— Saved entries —
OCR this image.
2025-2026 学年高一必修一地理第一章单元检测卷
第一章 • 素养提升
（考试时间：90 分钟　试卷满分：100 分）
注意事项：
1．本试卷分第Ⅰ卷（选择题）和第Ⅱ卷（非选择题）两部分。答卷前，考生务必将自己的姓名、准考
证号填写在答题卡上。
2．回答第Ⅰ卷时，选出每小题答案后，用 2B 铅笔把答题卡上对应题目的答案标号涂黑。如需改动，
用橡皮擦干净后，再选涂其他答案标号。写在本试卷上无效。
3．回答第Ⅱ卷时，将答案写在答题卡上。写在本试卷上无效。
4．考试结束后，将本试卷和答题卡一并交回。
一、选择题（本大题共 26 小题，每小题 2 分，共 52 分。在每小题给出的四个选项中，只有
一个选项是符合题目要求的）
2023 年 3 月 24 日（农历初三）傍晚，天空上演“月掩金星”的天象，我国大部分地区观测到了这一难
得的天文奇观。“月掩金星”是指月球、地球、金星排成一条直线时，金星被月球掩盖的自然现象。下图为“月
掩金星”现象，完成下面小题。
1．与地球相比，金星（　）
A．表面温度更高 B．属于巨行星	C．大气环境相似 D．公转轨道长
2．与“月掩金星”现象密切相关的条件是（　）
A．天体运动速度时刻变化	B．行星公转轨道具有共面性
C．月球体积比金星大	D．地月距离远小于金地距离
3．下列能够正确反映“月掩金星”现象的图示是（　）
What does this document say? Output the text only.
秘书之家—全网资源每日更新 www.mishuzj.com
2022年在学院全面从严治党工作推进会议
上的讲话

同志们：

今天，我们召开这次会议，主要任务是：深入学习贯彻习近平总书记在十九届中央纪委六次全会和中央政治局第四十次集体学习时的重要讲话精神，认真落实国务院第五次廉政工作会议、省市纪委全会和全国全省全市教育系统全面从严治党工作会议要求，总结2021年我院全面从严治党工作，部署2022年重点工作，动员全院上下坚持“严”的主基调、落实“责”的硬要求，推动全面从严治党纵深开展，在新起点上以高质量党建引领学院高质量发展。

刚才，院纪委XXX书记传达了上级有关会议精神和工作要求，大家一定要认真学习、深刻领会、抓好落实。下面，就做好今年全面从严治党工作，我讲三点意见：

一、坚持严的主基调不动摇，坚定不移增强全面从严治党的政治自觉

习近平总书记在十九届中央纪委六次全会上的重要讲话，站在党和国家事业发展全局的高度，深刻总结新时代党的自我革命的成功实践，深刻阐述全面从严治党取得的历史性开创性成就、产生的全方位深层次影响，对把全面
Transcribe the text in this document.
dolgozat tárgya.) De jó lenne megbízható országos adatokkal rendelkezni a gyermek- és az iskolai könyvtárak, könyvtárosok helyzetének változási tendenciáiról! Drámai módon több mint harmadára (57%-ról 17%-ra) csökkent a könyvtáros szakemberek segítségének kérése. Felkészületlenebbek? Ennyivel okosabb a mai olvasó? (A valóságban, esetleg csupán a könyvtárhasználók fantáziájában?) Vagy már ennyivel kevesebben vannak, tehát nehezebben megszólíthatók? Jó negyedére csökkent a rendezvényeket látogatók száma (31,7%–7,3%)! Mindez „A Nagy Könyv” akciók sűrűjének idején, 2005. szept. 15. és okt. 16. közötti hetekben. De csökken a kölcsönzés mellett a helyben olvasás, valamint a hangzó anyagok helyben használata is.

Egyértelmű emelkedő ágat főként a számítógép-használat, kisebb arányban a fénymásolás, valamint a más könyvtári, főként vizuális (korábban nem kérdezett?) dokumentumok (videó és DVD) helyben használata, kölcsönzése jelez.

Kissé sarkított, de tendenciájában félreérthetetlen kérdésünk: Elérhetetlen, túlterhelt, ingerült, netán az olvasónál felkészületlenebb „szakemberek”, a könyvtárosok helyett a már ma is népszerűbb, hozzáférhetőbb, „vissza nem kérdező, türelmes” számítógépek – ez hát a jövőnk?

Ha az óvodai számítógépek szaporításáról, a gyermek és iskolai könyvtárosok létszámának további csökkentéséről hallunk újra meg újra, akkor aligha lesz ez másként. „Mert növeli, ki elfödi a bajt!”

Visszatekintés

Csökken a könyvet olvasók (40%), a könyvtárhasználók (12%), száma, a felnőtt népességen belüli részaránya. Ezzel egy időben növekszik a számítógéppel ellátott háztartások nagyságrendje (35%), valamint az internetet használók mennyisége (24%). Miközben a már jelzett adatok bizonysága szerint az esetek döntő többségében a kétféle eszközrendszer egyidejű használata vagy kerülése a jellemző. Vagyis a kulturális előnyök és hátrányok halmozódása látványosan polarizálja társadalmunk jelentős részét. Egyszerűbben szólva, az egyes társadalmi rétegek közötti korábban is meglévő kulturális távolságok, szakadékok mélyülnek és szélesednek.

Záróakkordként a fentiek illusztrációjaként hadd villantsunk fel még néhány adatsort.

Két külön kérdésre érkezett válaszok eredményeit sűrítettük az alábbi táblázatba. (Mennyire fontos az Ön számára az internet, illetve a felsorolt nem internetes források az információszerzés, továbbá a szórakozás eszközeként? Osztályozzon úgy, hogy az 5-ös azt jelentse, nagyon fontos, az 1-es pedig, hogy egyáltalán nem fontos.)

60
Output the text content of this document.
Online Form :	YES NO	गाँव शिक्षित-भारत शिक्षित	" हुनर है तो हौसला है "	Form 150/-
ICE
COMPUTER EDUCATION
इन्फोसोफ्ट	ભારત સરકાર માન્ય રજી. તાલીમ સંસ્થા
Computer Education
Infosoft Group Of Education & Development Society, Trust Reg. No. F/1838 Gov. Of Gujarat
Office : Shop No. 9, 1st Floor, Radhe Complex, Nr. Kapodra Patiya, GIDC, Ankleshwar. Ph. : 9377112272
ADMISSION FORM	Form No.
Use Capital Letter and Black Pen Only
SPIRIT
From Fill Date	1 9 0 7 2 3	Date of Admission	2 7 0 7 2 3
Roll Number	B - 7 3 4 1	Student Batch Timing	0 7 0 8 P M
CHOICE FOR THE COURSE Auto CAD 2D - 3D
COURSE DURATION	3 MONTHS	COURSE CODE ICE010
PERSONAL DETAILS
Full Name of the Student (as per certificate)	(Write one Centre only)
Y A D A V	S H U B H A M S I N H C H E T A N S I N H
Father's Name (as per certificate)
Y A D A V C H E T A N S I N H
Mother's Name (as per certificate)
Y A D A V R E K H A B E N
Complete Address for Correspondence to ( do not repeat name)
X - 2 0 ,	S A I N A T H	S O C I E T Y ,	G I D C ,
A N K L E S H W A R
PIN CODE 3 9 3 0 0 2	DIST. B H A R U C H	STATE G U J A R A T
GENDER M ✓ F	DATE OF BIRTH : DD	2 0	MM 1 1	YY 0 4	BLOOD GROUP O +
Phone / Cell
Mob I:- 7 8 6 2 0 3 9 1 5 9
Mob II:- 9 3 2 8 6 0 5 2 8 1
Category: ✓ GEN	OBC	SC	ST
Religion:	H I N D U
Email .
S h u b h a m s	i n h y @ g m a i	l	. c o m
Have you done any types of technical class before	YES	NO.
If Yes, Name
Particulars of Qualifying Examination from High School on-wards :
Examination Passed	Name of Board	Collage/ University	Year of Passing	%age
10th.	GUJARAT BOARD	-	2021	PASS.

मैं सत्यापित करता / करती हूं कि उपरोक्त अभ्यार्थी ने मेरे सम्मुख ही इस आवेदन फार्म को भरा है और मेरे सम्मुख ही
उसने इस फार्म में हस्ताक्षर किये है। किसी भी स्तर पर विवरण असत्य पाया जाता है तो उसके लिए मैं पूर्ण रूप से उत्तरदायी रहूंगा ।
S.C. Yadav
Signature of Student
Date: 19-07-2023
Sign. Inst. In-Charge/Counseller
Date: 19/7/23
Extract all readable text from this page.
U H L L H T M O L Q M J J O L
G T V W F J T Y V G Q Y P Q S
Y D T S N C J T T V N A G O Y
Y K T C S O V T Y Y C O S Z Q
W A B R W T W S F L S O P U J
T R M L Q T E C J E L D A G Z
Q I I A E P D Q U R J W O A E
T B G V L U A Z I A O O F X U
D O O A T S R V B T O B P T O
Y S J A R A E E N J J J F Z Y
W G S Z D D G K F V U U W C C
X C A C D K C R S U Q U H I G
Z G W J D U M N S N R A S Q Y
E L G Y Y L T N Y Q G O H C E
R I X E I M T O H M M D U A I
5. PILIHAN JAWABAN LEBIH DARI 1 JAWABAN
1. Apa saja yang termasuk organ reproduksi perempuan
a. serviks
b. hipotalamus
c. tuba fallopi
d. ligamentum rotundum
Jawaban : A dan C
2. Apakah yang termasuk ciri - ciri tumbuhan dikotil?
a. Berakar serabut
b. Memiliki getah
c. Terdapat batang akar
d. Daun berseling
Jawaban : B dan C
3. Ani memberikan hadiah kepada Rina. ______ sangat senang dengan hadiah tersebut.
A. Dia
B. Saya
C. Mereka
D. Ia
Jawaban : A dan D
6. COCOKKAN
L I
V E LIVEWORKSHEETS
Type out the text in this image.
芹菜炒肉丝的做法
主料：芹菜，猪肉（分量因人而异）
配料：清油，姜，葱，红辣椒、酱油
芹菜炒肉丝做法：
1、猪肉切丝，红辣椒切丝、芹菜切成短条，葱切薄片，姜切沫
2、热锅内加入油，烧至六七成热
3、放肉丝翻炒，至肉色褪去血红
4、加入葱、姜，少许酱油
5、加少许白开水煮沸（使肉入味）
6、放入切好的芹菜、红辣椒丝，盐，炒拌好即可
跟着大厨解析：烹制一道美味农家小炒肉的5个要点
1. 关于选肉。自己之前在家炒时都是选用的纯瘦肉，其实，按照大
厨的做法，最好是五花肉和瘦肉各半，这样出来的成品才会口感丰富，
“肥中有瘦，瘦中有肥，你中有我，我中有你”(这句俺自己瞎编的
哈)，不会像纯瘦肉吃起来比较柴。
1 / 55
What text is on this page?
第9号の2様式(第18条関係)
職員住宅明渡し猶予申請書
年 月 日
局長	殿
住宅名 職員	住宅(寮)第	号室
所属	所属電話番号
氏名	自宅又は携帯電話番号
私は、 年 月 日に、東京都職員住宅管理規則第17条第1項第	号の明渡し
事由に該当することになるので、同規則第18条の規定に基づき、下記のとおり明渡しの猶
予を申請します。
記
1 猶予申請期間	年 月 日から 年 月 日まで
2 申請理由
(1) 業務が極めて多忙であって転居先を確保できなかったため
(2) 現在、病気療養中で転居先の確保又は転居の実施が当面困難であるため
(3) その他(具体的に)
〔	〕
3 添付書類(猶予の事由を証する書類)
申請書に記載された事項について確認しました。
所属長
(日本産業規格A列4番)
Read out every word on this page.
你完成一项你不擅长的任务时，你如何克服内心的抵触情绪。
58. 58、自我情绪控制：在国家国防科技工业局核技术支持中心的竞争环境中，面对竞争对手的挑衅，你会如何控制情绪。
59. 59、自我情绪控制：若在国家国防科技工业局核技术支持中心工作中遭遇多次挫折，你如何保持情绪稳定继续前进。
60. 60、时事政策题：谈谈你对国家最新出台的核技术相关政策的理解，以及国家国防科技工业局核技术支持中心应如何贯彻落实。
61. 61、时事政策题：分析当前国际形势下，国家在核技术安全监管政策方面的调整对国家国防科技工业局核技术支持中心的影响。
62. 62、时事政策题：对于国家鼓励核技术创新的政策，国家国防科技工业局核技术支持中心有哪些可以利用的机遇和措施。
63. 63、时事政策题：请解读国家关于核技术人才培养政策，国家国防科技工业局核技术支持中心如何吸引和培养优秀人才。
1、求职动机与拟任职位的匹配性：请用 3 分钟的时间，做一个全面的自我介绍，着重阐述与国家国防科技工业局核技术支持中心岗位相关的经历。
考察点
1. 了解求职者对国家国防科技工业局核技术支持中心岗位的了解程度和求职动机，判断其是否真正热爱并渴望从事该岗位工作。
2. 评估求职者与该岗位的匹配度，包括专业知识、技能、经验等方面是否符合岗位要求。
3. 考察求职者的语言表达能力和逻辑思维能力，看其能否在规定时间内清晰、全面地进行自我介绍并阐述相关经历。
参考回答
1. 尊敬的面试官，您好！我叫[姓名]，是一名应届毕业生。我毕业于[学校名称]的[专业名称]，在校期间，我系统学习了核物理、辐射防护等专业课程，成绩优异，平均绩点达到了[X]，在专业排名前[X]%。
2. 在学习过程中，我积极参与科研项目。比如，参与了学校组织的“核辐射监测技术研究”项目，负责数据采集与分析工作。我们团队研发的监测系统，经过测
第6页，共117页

— JOB —
Copy every line that contains the string "termasuk".

— RESULT —
1. Apa saja yang termasuk organ reproduksi perempuan
2. Apakah yang termasuk ciri - ciri tumbuhan dikotil?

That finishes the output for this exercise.